業務開始条件の条項・条文の役割
業務開始条件条項は、契約に基づく業務をいつ・どの条件で開始するのかを明確にするための条文です。開始に必要な資料提供や指示の有無を整理しておくことで、着手遅延や責任範囲の不明確さによるトラブルを防ぐことができます。特に業務委託契約や制作契約など、事前準備が必要な契約で重要となります。
業務開始条件の書き方のポイント
- 開始の前提条件を具体化する
資料提供、仕様確定、指示書交付など、何が揃えば開始できるのかを明確にします。
- 開始時期の基準を定める
契約締結日基準か、資料提供完了基準かなど、開始タイミングの起算点を整理します。
- 資料提供義務の主体を明確にする
甲が提供するのか、双方で準備するのかを明記することで責任関係が明確になります。
- 遅延時の取扱いを規定する
資料未提供などで開始が遅れた場合の期限延長や責任免除の扱いを定めておくと安全です。
- 協議による調整条項を入れる
実務上の事情変更に対応できるよう、合理的な範囲で協議調整できる余地を残します。
業務開始条件の注意点
- 開始条件が曖昧にならないようにする
「必要な資料」などの表現だけでは解釈が分かれるため、可能な範囲で具体化します。
- 開始遅延時の責任関係を整理する
相手方の準備遅延による履行遅れについて責任を負うのか否かを明確にします。
- 納期条項との整合性を確認する
開始時期の遅れが納期に影響するため、納期の起算点との関係を整理しておく必要があります。
- 口頭合意だけに依存しない
開始条件の確認方法を記録可能な方法にしておくことで後日の証明が容易になります。

(保存済みデータ)
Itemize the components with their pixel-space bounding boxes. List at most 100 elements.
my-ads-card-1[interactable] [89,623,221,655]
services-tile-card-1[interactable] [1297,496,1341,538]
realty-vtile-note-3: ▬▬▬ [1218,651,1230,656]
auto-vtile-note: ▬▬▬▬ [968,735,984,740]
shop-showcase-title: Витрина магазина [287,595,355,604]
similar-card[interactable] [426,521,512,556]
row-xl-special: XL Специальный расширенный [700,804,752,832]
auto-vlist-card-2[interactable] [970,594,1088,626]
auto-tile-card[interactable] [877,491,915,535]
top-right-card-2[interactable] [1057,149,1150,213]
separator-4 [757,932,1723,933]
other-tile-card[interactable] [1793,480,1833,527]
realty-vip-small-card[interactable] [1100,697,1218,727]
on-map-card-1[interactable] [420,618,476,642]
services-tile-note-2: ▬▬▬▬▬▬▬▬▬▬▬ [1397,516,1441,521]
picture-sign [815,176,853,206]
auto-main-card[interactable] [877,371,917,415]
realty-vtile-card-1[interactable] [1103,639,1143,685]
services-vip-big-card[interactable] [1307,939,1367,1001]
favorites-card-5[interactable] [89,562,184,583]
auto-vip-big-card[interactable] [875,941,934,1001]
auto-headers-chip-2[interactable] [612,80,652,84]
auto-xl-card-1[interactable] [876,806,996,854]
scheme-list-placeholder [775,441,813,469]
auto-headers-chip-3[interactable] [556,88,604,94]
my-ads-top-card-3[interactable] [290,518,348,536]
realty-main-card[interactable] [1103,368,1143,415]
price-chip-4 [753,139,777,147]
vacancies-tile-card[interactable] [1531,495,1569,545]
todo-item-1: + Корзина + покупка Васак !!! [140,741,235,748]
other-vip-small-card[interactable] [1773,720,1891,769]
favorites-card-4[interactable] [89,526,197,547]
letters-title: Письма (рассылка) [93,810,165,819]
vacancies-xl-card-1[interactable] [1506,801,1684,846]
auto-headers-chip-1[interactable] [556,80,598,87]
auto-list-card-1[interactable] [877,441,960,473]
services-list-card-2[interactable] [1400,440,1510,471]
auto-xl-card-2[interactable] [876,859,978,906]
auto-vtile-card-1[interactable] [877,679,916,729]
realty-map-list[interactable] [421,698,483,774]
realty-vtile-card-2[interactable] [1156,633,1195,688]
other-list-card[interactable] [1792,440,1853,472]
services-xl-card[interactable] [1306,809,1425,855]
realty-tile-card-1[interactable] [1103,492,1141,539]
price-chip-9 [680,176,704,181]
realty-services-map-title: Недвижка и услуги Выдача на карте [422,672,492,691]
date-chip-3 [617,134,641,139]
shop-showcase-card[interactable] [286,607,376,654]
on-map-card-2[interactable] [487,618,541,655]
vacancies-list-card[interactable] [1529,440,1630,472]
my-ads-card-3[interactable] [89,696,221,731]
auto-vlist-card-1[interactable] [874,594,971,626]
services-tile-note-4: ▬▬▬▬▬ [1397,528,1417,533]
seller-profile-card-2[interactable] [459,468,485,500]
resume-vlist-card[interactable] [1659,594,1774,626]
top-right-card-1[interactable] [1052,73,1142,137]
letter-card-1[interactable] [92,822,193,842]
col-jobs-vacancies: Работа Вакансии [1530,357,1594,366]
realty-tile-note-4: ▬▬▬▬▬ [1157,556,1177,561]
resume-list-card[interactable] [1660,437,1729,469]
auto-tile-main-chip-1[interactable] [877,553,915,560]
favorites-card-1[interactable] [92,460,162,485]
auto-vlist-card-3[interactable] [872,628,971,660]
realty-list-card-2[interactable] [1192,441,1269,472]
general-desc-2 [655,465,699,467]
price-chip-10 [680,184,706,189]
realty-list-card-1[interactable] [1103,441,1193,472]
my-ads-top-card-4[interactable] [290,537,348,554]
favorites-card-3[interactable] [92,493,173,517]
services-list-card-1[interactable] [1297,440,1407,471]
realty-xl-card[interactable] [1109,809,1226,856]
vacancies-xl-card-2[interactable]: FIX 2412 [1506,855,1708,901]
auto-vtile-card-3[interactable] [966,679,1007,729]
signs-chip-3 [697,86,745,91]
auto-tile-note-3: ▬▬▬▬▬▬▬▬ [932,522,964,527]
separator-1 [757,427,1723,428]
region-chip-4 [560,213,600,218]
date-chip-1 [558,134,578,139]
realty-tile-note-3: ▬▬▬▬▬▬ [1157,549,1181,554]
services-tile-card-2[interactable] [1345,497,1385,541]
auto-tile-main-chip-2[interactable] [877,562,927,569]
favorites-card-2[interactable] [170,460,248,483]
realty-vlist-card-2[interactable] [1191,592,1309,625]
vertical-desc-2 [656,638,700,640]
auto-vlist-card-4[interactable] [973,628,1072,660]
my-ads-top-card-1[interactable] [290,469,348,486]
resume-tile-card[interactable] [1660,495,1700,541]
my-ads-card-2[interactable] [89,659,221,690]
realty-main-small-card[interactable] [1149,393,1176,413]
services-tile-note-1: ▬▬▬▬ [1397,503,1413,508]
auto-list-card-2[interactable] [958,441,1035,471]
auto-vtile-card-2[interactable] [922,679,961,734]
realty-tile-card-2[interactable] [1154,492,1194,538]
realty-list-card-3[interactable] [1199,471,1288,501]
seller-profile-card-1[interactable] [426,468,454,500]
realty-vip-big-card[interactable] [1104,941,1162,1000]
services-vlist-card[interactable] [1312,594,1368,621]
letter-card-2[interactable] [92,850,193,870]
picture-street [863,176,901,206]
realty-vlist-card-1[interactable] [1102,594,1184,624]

練習問題: 上の業務開始条件条項についての本文のうち、「- 協議による調整条項を入れる」という語句を含む箇所で始まり「整理しておく必要があります。」で終わる部分を、一字も変えずに書き写しなさい。

解答:
- 協議による調整条項を入れる
実務上の事情変更に対応できるよう、合理的な範囲で協議調整できる余地を残します。
業務開始条件の注意点
- 開始条件が曖昧にならないようにする
「必要な資料」などの表現だけでは解釈が分かれるため、可能な範囲で具体化します。
- 開始遅延時の責任関係を整理する
相手方の準備遅延による履行遅れについて責任を負うのか否かを明確にします。
- 納期条項との整合性を確認する
開始時期の遅れが納期に影響するため、納期の起算点との関係を整理しておく必要があります。